▶ [What to work on]:
Return only the number of lines in the entries below that hold the word "Angers".

-- Begin Data records --

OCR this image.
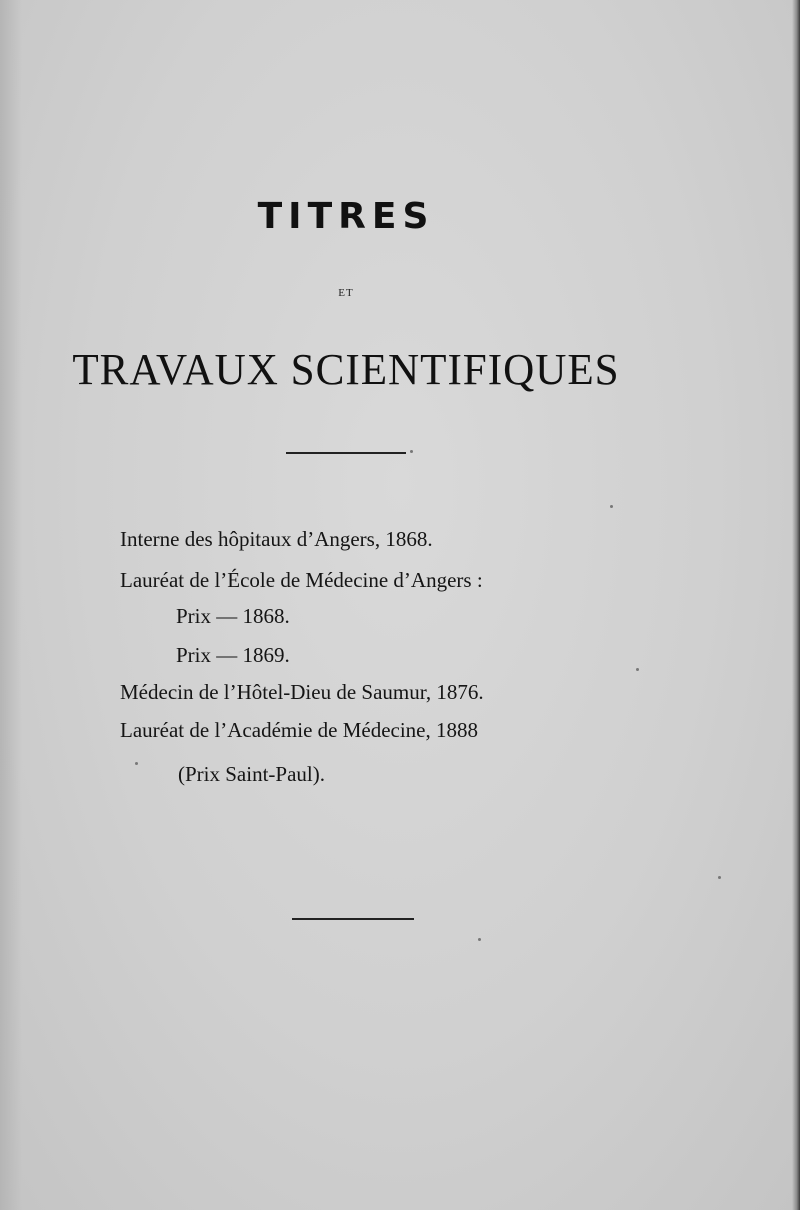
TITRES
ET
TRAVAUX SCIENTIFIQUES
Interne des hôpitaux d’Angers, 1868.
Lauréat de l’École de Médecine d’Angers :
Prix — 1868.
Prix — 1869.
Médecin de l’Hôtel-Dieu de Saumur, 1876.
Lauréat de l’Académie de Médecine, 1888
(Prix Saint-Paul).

-- End Data records --

▶ [Expected answer]:
2